Task goal: The listing below should be copied in full, word for word.

The input:
◇ ◇ ◇ ◇ ◇

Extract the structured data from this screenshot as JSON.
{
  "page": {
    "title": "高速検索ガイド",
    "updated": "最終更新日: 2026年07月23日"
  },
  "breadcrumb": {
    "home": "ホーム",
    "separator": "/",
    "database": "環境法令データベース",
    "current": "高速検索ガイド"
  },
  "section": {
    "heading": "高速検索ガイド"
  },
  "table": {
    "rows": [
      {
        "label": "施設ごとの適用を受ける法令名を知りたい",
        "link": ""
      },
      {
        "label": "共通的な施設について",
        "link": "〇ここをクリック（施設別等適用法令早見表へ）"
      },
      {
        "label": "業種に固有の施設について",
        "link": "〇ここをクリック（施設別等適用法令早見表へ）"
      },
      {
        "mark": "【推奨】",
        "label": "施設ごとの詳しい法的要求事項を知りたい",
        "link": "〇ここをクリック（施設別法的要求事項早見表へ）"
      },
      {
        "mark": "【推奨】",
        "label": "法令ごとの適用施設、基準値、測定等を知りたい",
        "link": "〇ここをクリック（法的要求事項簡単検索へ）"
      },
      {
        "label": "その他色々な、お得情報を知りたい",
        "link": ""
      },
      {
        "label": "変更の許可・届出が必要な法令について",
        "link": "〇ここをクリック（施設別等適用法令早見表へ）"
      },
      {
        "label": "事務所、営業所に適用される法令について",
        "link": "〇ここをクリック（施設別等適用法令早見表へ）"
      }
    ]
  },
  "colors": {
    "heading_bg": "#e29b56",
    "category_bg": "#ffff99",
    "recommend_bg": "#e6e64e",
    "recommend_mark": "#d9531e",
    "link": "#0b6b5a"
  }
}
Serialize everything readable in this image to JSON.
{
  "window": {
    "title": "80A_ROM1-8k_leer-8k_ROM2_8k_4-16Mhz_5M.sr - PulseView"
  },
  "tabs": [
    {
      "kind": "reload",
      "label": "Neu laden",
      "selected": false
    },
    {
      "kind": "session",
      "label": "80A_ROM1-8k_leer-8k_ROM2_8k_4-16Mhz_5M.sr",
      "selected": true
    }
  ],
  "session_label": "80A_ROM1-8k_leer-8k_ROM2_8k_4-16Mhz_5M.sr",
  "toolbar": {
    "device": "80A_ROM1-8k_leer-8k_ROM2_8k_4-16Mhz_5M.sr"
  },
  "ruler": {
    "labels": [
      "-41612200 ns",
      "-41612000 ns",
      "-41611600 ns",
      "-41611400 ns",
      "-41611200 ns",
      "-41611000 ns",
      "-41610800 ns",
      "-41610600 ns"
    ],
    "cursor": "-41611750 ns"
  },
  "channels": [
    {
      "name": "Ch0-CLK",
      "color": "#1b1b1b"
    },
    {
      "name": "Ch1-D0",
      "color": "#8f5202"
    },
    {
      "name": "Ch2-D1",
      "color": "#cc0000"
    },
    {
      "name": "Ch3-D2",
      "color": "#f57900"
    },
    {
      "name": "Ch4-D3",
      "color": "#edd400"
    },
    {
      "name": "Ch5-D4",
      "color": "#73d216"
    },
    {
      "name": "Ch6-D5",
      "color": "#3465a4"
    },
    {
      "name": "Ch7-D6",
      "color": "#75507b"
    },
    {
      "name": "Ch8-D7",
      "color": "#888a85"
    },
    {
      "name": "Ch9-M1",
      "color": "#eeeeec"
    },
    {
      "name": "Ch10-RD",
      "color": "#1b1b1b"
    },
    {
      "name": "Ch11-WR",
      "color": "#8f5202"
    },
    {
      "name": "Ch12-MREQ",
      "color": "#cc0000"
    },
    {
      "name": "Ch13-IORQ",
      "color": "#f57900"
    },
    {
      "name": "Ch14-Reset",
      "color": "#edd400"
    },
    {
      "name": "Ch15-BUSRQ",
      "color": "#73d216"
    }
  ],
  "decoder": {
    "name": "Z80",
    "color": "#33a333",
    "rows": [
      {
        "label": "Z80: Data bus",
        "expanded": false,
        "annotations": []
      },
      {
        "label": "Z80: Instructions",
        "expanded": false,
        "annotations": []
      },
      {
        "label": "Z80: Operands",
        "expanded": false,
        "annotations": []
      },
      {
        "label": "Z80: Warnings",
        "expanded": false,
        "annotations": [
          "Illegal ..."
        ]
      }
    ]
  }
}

◇ ◇ ◇ ◇ ◇

Result of the exercise:
Extract the structured data from this screenshot as JSON.
{
  "page": {
    "title": "高速検索ガイド",
    "updated": "最終更新日: 2026年07月23日"
  },
  "breadcrumb": {
    "home": "ホーム",
    "separator": "/",
    "database": "環境法令データベース",
    "current": "高速検索ガイド"
  },
  "section": {
    "heading": "高速検索ガイド"
  },
  "table": {
    "rows": [
      {
        "label": "施設ごとの適用を受ける法令名を知りたい",
        "link": ""
      },
      {
        "label": "共通的な施設について",
        "link": "〇ここをクリック（施設別等適用法令早見表へ）"
      },
      {
        "label": "業種に固有の施設について",
        "link": "〇ここをクリック（施設別等適用法令早見表へ）"
      },
      {
        "mark": "【推奨】",
        "label": "施設ごとの詳しい法的要求事項を知りたい",
        "link": "〇ここをクリック（施設別法的要求事項早見表へ）"
      },
      {
        "mark": "【推奨】",
        "label": "法令ごとの適用施設、基準値、測定等を知りたい",
        "link": "〇ここをクリック（法的要求事項簡単検索へ）"
      },
      {
        "label": "その他色々な、お得情報を知りたい",
        "link": ""
      },
      {
        "label": "変更の許可・届出が必要な法令について",
        "link": "〇ここをクリック（施設別等適用法令早見表へ）"
      },
      {
        "label": "事務所、営業所に適用される法令について",
        "link": "〇ここをクリック（施設別等適用法令早見表へ）"
      }
    ]
  },
  "colors": {
    "heading_bg": "#e29b56",
    "category_bg": "#ffff99",
    "recommend_bg": "#e6e64e",
    "recommend_mark": "#d9531e",
    "link": "#0b6b5a"
  }
}
Serialize everything readable in this image to JSON.
{
  "window": {
    "title": "80A_ROM1-8k_leer-8k_ROM2_8k_4-16Mhz_5M.sr - PulseView"
  },
  "tabs": [
    {
      "kind": "reload",
      "label": "Neu laden",
      "selected": false
    },
    {
      "kind": "session",
      "label": "80A_ROM1-8k_leer-8k_ROM2_8k_4-16Mhz_5M.sr",
      "selected": true
    }
  ],
  "session_label": "80A_ROM1-8k_leer-8k_ROM2_8k_4-16Mhz_5M.sr",
  "toolbar": {
    "device": "80A_ROM1-8k_leer-8k_ROM2_8k_4-16Mhz_5M.sr"
  },
  "ruler": {
    "labels": [
      "-41612200 ns",
      "-41612000 ns",
      "-41611600 ns",
      "-41611400 ns",
      "-41611200 ns",
      "-41611000 ns",
      "-41610800 ns",
      "-41610600 ns"
    ],
    "cursor": "-41611750 ns"
  },
  "channels": [
    {
      "name": "Ch0-CLK",
      "color": "#1b1b1b"
    },
    {
      "name": "Ch1-D0",
      "color": "#8f5202"
    },
    {
      "name": "Ch2-D1",
      "color": "#cc0000"
    },
    {
      "name": "Ch3-D2",
      "color": "#f57900"
    },
    {
      "name": "Ch4-D3",
      "color": "#edd400"
    },
    {
      "name": "Ch5-D4",
      "color": "#73d216"
    },
    {
      "name": "Ch6-D5",
      "color": "#3465a4"
    },
    {
      "name": "Ch7-D6",
      "color": "#75507b"
    },
    {
      "name": "Ch8-D7",
      "color": "#888a85"
    },
    {
      "name": "Ch9-M1",
      "color": "#eeeeec"
    },
    {
      "name": "Ch10-RD",
      "color": "#1b1b1b"
    },
    {
      "name": "Ch11-WR",
      "color": "#8f5202"
    },
    {
      "name": "Ch12-MREQ",
      "color": "#cc0000"
    },
    {
      "name": "Ch13-IORQ",
      "color": "#f57900"
    },
    {
      "name": "Ch14-Reset",
      "color": "#edd400"
    },
    {
      "name": "Ch15-BUSRQ",
      "color": "#73d216"
    }
  ],
  "decoder": {
    "name": "Z80",
    "color": "#33a333",
    "rows": [
      {
        "label": "Z80: Data bus",
        "expanded": false,
        "annotations": []
      },
      {
        "label": "Z80: Instructions",
        "expanded": false,
        "annotations": []
      },
      {
        "label": "Z80: Operands",
        "expanded": false,
        "annotations": []
      },
      {
        "label": "Z80: Warnings",
        "expanded": false,
        "annotations": [
          "Illegal ..."
        ]
      }
    ]
  }
}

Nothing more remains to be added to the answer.